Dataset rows
################

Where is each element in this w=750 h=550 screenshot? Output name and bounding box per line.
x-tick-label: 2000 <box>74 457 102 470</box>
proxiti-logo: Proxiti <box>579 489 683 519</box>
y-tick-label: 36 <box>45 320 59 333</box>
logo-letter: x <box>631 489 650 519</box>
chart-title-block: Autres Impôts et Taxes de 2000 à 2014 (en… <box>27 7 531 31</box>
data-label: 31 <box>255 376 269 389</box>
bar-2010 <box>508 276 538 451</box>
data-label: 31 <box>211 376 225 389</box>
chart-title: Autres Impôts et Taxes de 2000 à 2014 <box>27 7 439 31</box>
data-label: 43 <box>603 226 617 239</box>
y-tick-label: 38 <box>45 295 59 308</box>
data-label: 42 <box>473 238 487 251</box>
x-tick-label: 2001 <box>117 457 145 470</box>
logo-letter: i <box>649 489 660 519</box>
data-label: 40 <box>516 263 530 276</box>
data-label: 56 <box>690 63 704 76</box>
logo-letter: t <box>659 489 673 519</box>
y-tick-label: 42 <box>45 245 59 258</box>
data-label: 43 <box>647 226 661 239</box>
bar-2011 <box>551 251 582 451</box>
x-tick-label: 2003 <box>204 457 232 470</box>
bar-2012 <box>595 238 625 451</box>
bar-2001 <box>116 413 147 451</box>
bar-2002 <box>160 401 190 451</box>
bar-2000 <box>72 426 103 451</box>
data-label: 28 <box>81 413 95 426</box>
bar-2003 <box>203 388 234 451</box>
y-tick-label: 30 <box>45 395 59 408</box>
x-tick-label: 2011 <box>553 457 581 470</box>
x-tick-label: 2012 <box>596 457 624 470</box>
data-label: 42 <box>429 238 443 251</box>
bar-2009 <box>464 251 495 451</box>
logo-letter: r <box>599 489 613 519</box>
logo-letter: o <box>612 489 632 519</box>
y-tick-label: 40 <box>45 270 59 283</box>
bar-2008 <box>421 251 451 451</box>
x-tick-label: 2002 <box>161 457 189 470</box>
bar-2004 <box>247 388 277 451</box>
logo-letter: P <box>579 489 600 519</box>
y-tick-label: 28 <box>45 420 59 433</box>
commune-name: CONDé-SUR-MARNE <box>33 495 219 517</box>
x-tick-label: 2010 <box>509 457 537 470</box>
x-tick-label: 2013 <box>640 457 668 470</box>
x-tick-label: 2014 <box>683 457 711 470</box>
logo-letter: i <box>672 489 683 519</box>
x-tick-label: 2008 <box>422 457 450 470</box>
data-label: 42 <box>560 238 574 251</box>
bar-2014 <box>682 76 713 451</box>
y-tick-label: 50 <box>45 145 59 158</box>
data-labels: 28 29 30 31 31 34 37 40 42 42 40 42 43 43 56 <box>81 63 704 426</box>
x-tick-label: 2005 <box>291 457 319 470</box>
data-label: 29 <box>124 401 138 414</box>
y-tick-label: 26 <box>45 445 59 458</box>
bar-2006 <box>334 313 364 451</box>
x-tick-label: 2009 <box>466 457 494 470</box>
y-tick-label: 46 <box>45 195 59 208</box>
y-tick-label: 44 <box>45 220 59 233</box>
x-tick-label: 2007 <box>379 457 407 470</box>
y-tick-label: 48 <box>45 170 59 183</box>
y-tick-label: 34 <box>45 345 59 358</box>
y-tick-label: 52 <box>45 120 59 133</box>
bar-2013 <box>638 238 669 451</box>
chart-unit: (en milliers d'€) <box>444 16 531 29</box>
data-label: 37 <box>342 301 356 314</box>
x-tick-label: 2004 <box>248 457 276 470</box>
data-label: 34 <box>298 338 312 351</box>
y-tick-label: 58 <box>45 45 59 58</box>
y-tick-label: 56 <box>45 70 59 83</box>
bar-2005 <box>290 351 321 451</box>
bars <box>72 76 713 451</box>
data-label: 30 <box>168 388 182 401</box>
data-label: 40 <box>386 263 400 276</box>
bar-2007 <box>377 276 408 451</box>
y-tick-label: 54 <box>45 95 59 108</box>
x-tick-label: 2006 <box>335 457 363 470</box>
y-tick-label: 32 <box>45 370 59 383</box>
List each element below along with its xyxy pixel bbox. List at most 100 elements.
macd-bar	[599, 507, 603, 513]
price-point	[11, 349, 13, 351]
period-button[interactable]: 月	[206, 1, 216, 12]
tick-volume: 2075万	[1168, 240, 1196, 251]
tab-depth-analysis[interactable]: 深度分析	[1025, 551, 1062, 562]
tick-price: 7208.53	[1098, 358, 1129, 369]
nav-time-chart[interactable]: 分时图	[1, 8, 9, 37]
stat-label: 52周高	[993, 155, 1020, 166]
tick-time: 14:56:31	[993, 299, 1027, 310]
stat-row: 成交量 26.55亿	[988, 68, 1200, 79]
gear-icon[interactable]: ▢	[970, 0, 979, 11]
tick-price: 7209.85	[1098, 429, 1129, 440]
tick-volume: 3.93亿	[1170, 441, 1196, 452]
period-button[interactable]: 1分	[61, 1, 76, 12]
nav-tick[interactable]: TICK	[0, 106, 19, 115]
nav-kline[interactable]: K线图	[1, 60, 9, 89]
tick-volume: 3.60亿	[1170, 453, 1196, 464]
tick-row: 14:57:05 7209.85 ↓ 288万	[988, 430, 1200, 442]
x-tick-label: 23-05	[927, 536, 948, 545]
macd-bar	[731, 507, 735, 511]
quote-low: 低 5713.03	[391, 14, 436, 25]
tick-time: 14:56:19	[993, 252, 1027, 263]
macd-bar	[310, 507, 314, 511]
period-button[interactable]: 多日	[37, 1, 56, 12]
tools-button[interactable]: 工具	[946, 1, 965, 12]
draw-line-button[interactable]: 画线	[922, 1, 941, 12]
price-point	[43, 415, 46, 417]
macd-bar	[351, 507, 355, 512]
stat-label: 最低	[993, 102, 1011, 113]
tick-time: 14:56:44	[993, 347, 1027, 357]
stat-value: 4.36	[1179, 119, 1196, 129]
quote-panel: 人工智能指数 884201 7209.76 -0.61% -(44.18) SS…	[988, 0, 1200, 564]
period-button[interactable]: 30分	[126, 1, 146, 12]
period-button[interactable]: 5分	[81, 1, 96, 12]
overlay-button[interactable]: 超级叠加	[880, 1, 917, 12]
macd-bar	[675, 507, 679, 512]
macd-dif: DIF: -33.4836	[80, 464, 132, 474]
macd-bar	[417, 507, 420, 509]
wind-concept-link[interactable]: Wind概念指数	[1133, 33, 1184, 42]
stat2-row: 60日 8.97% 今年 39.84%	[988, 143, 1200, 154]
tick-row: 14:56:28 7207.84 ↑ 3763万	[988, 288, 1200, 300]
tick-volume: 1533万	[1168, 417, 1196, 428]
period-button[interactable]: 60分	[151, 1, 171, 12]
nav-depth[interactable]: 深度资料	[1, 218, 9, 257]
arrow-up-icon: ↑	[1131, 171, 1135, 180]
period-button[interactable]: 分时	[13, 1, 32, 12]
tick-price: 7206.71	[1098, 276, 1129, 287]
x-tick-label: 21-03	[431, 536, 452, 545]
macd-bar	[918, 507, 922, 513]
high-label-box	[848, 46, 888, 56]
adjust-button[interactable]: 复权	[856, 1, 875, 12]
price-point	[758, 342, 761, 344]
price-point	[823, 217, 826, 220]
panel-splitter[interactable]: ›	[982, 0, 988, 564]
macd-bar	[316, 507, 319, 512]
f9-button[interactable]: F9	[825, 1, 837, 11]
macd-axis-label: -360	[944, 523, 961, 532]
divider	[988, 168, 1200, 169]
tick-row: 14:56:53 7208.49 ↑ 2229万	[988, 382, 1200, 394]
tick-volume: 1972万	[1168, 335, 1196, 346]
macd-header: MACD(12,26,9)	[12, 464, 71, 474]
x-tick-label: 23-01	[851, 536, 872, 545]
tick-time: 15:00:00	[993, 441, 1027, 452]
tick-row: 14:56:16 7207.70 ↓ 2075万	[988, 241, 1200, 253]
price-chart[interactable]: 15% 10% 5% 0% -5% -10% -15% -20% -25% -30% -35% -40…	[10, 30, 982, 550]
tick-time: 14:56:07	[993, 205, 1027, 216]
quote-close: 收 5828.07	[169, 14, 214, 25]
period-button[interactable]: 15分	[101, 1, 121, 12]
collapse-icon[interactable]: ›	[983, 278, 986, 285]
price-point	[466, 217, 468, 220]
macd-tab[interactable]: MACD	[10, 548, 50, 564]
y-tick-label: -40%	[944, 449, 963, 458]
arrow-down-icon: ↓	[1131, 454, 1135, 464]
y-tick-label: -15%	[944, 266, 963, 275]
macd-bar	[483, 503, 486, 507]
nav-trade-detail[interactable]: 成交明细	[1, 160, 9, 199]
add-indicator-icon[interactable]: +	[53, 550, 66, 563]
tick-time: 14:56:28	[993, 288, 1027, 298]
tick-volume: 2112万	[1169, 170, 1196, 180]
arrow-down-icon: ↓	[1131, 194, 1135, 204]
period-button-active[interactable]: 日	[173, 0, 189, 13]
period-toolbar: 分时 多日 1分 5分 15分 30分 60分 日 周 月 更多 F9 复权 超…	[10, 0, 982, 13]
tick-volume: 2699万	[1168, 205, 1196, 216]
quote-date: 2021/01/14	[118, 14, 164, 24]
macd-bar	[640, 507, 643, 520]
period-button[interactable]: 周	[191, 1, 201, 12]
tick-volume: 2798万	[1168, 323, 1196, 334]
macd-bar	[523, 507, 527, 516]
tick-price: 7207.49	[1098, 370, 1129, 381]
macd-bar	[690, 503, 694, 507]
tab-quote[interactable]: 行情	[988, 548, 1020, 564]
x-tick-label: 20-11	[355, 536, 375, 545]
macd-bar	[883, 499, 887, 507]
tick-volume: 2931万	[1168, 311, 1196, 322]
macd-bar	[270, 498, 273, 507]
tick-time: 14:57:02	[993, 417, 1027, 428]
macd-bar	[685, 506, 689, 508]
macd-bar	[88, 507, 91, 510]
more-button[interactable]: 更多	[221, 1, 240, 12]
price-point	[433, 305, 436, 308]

################

— Exercise details —
Switch "screenshot" to "chart image" in the entries from the first line up to and including the line with "logo-letter: x <box>631 489 650 519</box>". Write out those lines again, with nothing else changed.

— Solution for this problem —
Where is each element in this w=750 h=550 chart image? Output name and bounding box per line.
x-tick-label: 2000 <box>74 457 102 470</box>
proxiti-logo: Proxiti <box>579 489 683 519</box>
y-tick-label: 36 <box>45 320 59 333</box>
logo-letter: x <box>631 489 650 519</box>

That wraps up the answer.